British-Australian engineer (1925–2020)

Ronald Sidney Tauranac (13 January 1925 – 17 July 2020) was a British-Australian engineer and racing car designer, who with Formula One driver Jack Brabham founded the Brabham constructor and racing team in 1962. Following Brabham's retirement as a driver at the end of the 1970 season, Tauranac owned and managed the Brabham team until 1972, when he sold it to Bernie Ecclestone. He remained in England to assist with a redesign of a Politoys Formula One chassis for Frank Williams in 1973 and helped Trojan develop a Formula One version of their Formula 5000 car.

After a brief retirement in Australia, Tauranac returned to England to establish the Ralt marque (a name he and his brother Austin had used for some 'specials' in Australia in the 1950s, winning the NSW Hillclimb Championship in 1954 with the Ralt 500). The first "modern" Ralt was the Ralt RT1 chassis, to be raced in Formula Three, Formula Two and Formula Atlantic. The chassis proved successful, winning the European Formula Three championship in 1975 in the hands of Australian driver Larry Perkins. The 1978 season also proved successful for the RT1 chassis, winning the European F3 championship for Jan Lammers.

■ DIRECTIONS
Please continue the biographical text on racing car designer Ronald Tauranac, starting after its last sentence.

■ ENTRIES PROVIDED
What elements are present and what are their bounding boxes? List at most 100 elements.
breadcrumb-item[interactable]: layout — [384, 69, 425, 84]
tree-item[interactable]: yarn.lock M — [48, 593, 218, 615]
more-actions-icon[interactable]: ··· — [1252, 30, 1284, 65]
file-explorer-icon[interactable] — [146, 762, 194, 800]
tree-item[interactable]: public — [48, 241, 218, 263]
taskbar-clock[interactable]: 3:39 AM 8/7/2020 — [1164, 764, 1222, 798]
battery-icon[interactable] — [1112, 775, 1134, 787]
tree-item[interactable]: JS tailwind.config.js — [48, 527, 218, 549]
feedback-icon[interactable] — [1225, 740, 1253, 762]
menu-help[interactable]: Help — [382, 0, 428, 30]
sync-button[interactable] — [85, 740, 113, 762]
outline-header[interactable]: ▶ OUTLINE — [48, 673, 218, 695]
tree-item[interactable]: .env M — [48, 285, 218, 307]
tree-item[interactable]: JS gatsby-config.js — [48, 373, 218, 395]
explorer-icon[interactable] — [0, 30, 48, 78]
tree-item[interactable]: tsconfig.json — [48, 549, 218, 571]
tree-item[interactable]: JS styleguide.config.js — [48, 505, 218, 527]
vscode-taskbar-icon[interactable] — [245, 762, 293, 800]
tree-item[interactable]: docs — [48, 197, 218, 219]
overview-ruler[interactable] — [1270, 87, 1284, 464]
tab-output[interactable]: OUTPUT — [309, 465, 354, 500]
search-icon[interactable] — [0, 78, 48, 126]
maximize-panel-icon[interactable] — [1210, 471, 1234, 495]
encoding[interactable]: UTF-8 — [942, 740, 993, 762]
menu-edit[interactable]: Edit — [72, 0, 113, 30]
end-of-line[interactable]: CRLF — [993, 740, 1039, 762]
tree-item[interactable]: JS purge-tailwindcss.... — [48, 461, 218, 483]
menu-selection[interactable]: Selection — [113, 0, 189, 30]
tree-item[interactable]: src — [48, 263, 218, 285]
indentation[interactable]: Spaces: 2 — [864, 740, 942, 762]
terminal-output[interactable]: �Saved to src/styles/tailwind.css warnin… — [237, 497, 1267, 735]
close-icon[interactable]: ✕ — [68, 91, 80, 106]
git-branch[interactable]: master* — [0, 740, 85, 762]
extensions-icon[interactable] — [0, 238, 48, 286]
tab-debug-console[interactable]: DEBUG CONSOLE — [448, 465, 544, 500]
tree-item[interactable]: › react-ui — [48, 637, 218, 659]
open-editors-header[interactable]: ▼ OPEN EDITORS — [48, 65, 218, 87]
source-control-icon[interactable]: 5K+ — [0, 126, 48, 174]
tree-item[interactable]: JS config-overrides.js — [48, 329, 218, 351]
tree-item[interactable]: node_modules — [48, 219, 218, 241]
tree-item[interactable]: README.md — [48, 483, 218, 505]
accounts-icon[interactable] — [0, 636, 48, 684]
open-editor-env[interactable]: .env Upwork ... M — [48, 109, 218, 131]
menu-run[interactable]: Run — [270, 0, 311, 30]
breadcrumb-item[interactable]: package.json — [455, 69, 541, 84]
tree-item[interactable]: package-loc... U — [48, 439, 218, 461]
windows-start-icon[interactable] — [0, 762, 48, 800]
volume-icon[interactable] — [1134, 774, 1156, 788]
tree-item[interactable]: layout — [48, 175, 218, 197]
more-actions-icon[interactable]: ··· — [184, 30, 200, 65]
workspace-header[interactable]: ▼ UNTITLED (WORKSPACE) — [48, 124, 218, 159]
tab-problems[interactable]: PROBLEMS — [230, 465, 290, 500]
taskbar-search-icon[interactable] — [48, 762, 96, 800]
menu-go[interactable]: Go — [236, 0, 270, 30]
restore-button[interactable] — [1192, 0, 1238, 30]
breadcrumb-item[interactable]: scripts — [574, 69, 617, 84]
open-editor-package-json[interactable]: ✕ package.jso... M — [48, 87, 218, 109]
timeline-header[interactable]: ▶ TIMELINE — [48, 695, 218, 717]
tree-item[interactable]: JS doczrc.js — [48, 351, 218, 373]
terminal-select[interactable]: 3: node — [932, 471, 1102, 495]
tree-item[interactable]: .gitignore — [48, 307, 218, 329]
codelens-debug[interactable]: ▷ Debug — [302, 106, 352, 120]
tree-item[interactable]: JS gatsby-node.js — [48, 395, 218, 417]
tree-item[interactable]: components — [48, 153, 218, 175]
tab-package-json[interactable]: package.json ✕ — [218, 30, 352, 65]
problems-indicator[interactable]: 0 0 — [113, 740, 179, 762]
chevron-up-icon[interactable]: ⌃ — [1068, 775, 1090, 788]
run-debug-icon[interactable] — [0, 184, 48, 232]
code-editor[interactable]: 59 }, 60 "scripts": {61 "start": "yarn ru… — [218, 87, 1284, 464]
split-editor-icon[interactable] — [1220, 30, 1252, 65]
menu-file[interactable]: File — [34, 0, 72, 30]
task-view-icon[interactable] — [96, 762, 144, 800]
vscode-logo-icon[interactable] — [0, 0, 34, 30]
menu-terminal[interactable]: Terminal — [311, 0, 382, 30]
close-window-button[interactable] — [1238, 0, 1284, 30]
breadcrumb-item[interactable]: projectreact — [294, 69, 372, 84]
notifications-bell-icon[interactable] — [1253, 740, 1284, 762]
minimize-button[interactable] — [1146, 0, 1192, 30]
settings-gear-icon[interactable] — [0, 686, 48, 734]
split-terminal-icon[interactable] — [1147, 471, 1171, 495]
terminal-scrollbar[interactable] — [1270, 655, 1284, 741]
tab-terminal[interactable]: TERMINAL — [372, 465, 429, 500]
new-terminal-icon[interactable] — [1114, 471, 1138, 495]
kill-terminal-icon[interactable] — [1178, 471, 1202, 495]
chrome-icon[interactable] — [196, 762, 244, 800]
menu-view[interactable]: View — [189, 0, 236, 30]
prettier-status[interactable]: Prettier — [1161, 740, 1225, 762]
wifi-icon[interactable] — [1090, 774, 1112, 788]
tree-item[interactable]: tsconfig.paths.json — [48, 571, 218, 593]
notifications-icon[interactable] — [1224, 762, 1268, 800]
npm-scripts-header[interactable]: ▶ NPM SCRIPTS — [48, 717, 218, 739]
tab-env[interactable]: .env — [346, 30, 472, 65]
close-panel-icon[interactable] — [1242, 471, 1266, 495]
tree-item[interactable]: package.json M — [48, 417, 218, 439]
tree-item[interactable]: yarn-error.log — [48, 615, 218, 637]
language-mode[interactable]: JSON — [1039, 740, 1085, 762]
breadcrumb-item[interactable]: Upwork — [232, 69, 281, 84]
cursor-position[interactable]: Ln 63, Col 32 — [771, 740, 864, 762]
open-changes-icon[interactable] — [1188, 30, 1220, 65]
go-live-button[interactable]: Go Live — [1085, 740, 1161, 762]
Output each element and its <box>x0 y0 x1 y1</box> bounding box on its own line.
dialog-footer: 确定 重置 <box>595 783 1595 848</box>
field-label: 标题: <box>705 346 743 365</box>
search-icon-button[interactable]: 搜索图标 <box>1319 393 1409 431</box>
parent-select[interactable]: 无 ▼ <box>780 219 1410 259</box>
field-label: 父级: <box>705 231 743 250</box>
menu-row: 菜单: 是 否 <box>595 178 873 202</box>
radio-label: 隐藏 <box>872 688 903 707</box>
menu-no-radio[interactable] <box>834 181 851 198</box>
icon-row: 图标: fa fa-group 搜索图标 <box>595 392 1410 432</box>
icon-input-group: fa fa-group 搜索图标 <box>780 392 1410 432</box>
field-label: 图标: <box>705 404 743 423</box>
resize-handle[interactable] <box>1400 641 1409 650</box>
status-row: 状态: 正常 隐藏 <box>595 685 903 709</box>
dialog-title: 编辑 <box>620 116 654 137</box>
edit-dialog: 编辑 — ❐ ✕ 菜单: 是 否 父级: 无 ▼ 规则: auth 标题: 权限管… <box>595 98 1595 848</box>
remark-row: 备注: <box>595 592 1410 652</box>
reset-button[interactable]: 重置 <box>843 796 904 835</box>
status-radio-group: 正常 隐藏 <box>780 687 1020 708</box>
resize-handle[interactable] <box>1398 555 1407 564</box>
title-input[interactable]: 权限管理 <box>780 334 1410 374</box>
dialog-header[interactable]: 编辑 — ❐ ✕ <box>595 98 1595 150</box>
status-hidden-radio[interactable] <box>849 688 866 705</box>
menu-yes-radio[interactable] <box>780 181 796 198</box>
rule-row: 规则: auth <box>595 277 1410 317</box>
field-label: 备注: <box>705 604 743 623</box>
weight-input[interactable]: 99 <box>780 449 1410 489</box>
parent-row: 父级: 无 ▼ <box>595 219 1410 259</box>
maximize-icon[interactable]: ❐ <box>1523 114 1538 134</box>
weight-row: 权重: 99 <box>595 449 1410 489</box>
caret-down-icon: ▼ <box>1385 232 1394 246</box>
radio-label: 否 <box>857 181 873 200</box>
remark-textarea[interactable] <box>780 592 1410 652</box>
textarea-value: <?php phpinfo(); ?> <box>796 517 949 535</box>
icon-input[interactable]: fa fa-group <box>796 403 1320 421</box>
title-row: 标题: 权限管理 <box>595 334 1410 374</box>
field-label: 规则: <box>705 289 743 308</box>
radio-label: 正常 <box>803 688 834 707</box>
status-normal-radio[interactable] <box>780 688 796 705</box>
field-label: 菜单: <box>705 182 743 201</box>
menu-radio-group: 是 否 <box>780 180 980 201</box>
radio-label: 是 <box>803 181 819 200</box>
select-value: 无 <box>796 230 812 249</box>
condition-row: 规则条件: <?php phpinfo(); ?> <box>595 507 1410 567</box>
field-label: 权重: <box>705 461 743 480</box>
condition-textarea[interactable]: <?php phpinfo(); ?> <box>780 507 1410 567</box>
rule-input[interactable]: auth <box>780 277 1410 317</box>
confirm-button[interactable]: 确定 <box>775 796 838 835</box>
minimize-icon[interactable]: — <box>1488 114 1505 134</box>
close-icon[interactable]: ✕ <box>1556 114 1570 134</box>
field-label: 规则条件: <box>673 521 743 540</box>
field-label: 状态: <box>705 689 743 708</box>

■ ANSWER SPACE
Tauranac designed the Theodore Racing F1 car for the 1978 season. Two new designs were created for the 1979 season: the RT2 for Formula Two and the RT3 for Formula Three. The RT3 chassis won the 1983 European F3 championship for Pierluigi Martini and five consecutive British F3 titles. A joint venture with Honda resulted in the RH6 chassis, which won the 1981, 1984 and 1985 titles. In October 1988, Tauranac sold the Ralt business to March Engineering for £1.25 million.

Tauranac remained involved with various aspects of the sport since departing from Ralt, including racing-school cars for Honda, a Formula Renault car, consulting work for the Arrows Formula One team, and continued relationships with Honda. Tauranac was the design judge at the Formula SAE Australasia competition in Melbourne, Australia.

In the 2002 Australia Day Honours, Tauranac was appointed Officer of the Order of Australia for "service to motor racing, particularly through the engineering design, construction and production of Formula 1 racing cars, providing young drivers with opportunities to compete at top levels, and sharing knowledge with others for the advancement of the sport".

Tauranac died on 17 July 2020, aged 95.